## What is required
Each line that holds the word "name" counts once; report how many lines do so and nothing else.

## Record extracts
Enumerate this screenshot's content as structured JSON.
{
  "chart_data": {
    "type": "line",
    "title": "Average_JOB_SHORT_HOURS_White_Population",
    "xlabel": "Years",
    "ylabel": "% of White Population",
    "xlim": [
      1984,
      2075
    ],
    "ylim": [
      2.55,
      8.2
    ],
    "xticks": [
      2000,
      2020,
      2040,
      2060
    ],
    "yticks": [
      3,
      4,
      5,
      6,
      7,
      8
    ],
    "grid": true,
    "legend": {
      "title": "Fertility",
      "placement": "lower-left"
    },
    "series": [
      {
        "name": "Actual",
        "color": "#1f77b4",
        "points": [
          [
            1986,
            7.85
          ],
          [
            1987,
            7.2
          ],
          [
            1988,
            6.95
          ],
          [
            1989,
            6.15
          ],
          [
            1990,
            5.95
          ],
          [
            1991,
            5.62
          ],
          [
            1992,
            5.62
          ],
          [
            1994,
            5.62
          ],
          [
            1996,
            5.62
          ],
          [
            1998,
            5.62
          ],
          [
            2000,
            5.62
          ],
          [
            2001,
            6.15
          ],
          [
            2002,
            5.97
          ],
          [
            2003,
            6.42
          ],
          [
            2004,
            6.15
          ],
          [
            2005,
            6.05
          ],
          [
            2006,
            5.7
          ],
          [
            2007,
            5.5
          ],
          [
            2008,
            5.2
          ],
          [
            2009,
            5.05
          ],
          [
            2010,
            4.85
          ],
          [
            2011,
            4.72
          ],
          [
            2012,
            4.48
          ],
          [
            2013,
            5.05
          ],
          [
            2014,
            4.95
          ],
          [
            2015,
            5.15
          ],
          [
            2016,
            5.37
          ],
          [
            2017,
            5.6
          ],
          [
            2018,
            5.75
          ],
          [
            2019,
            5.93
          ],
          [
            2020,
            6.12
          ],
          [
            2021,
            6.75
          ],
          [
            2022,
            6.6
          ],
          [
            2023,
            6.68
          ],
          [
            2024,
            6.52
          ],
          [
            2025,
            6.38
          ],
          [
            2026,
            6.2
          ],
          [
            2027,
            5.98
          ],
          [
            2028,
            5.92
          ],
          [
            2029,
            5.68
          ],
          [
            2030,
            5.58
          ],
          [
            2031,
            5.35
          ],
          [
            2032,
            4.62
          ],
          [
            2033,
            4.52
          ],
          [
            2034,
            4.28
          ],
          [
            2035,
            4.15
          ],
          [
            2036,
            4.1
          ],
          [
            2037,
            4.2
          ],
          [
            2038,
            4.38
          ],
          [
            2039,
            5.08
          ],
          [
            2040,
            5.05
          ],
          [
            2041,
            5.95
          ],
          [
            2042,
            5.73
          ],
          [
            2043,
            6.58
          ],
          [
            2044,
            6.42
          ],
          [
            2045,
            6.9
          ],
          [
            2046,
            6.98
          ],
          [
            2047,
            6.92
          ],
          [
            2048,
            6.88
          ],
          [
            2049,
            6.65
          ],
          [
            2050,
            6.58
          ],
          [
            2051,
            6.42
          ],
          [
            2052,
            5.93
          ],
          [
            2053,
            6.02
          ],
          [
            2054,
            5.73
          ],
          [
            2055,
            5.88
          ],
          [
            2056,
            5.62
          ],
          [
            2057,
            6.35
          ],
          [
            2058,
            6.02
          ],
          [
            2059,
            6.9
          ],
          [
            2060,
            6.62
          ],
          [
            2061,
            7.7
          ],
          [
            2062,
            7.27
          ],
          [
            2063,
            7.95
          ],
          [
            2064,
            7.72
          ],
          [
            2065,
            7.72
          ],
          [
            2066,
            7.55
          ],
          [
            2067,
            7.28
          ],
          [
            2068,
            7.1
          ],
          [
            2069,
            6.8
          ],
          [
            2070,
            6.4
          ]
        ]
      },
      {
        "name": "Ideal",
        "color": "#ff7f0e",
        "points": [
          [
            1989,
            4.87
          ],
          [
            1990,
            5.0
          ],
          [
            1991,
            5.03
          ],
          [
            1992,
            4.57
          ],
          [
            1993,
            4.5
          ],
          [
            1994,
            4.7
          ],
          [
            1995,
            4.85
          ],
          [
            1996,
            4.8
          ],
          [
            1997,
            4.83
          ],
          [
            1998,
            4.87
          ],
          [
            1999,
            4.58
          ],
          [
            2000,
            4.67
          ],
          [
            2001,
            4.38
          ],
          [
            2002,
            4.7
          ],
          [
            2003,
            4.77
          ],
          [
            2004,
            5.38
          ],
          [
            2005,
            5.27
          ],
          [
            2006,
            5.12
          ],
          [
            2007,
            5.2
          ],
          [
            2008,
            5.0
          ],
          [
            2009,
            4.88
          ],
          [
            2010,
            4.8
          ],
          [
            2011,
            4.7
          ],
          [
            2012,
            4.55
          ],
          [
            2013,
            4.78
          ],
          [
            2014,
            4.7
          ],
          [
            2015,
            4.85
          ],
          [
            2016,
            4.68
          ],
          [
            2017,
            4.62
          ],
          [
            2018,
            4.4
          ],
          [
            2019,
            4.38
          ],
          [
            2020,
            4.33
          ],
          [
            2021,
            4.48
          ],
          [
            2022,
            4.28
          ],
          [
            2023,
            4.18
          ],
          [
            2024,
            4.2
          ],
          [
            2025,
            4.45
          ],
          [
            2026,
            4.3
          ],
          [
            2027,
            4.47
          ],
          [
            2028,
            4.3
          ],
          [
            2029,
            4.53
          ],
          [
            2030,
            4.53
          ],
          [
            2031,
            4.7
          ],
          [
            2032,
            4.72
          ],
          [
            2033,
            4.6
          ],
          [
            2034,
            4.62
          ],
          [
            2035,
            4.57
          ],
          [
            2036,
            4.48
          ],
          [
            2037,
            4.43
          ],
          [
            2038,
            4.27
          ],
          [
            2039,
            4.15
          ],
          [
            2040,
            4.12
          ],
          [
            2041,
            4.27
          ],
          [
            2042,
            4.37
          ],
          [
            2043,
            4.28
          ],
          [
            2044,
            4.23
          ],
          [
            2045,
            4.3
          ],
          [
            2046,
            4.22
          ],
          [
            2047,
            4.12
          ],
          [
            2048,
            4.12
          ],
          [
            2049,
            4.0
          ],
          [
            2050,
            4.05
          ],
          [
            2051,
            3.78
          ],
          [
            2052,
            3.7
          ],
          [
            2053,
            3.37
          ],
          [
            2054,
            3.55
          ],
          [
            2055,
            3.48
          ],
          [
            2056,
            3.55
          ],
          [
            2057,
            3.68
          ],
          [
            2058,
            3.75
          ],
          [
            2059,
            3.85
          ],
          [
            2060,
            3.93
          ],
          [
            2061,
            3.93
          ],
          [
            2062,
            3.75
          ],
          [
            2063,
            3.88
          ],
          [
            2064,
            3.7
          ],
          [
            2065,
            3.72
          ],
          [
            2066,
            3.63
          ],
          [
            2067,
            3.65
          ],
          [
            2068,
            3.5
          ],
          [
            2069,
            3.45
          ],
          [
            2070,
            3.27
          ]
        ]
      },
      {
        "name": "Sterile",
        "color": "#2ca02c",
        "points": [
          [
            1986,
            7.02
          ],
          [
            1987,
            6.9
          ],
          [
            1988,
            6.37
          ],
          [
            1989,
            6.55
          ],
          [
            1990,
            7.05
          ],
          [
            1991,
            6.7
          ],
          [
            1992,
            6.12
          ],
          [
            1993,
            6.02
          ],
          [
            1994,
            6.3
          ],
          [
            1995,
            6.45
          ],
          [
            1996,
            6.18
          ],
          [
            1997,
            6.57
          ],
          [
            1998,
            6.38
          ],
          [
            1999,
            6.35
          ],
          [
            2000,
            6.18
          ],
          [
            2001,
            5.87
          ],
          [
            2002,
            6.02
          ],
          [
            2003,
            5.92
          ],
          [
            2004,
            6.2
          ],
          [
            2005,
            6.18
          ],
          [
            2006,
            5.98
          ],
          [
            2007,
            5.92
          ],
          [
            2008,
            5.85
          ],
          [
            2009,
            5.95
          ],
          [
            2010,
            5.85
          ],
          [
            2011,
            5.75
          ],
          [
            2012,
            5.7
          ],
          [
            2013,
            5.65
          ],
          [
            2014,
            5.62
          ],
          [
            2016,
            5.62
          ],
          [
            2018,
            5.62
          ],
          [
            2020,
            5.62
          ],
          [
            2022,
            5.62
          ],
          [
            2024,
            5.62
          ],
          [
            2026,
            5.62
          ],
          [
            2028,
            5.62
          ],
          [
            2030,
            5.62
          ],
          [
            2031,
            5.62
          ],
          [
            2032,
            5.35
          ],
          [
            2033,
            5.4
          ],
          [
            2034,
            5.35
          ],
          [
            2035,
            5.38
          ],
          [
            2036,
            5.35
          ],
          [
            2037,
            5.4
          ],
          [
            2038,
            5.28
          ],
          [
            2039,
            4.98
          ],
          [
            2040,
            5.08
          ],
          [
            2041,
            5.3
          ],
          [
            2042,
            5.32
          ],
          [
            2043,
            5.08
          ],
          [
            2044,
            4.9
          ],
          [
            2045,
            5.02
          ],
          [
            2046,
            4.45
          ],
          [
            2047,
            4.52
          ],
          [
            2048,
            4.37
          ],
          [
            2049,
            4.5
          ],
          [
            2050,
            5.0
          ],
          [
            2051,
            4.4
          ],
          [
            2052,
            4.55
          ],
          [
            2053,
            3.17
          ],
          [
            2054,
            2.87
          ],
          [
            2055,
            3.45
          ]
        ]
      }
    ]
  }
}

## Task output
3